(WHAT IS EXPECTED)
Copy, in full, each line of the material that holds the word "marker".

(GIVEN INFORMATION)
——————

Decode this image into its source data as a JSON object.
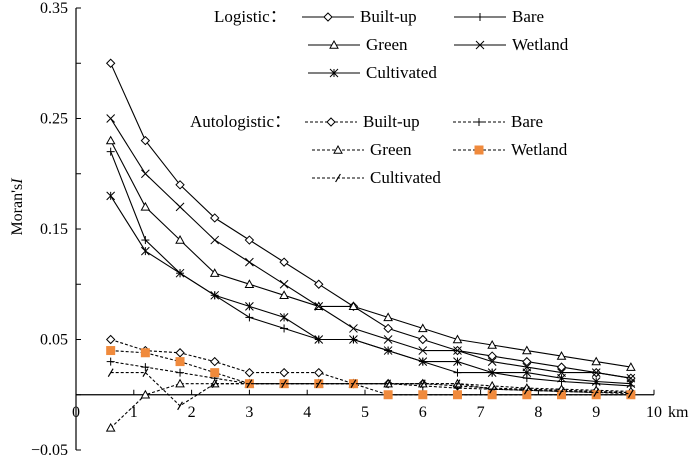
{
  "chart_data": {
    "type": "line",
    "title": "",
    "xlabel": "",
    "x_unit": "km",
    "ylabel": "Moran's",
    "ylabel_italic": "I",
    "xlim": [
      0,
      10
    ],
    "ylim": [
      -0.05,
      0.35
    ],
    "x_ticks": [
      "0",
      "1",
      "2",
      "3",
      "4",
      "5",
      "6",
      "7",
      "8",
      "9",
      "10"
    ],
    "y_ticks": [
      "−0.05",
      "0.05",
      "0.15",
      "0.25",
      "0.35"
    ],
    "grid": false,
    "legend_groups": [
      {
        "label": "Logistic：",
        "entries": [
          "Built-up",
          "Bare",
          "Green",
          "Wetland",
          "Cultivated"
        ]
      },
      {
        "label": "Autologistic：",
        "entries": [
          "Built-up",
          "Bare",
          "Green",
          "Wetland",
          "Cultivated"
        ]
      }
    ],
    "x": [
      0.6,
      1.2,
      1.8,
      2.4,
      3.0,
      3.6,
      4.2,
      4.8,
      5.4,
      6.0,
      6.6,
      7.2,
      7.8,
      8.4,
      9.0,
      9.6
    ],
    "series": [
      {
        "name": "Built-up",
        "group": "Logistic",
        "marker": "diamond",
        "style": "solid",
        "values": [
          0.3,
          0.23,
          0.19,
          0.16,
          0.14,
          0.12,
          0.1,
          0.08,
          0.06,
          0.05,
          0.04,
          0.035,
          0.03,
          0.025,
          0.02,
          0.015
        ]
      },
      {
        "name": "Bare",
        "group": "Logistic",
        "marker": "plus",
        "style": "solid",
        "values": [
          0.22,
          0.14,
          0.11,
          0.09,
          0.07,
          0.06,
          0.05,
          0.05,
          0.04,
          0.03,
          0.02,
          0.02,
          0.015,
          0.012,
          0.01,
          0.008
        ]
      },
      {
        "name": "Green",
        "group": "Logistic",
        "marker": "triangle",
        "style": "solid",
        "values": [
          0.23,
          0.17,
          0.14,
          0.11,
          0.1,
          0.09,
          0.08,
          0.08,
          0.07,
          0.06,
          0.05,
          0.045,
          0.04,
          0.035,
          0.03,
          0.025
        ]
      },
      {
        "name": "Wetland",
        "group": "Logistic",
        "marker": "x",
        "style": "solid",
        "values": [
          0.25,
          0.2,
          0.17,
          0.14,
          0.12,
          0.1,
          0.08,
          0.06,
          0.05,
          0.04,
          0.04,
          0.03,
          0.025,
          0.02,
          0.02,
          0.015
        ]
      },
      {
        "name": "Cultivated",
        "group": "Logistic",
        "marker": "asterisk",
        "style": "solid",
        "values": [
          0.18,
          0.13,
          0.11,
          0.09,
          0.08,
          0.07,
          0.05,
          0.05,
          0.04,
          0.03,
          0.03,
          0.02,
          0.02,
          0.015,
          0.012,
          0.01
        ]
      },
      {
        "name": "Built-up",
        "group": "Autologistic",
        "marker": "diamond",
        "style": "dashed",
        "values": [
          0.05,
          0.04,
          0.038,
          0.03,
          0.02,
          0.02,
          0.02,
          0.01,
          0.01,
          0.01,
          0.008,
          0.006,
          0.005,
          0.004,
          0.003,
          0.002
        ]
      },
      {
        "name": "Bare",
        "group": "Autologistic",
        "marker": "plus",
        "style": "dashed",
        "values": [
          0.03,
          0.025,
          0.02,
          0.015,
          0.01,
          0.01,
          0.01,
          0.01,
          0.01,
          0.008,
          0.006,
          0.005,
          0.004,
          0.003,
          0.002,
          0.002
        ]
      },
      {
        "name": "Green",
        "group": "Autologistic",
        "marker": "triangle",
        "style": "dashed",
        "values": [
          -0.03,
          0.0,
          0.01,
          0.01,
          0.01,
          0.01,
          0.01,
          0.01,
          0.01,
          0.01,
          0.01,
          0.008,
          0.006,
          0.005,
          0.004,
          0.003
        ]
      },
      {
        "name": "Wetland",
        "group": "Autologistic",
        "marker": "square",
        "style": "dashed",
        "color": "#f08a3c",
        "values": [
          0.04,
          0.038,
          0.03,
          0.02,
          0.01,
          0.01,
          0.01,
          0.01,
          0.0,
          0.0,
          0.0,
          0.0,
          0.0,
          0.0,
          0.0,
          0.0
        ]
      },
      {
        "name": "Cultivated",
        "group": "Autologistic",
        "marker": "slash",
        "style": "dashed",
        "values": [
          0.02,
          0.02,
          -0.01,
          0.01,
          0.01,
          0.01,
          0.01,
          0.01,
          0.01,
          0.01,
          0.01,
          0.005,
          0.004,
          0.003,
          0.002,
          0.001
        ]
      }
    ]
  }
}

——————

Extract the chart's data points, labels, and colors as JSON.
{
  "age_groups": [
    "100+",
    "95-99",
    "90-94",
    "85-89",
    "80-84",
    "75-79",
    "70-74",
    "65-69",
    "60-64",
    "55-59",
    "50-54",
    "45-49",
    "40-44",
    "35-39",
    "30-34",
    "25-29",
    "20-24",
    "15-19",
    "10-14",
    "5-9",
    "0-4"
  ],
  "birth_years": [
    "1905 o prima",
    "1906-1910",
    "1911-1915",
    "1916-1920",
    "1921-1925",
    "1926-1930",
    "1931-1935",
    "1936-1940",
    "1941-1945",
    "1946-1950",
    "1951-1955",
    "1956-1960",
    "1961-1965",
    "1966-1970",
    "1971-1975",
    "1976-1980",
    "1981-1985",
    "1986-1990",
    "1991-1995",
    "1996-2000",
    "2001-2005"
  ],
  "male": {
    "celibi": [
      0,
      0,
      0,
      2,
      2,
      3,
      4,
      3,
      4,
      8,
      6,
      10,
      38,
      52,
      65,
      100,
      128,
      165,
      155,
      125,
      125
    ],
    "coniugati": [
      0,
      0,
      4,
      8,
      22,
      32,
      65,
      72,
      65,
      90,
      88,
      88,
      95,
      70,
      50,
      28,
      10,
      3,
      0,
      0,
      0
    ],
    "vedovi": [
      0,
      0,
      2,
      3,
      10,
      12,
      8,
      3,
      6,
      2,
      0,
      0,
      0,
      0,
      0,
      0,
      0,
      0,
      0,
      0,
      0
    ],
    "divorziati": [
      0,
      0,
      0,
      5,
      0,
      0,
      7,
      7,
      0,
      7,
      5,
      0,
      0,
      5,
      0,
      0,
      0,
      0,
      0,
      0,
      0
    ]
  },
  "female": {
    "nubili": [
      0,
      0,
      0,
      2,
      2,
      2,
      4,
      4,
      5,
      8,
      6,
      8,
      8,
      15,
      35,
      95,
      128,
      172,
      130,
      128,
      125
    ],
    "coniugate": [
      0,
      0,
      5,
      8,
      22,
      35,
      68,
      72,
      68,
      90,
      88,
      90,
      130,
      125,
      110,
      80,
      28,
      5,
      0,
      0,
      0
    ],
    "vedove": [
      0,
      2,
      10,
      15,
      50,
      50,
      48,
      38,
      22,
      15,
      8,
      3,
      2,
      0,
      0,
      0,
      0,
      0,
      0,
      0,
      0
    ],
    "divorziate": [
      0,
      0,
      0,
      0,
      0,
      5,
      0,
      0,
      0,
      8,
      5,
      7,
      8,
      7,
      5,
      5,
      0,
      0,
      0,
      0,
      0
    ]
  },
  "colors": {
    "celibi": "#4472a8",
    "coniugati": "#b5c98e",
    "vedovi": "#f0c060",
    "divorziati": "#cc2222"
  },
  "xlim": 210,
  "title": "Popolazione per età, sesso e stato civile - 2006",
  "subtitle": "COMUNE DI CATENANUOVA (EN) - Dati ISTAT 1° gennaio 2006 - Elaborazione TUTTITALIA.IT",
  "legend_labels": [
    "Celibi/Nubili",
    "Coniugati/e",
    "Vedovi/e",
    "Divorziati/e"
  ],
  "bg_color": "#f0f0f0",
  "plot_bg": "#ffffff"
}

——————

(OUTPUT)
        "marker": "diamond",
        "marker": "plus",
        "marker": "triangle",
        "marker": "x",
        "marker": "asterisk",
        "marker": "diamond",
        "marker": "plus",
        "marker": "triangle",
        "marker": "square",
        "marker": "slash",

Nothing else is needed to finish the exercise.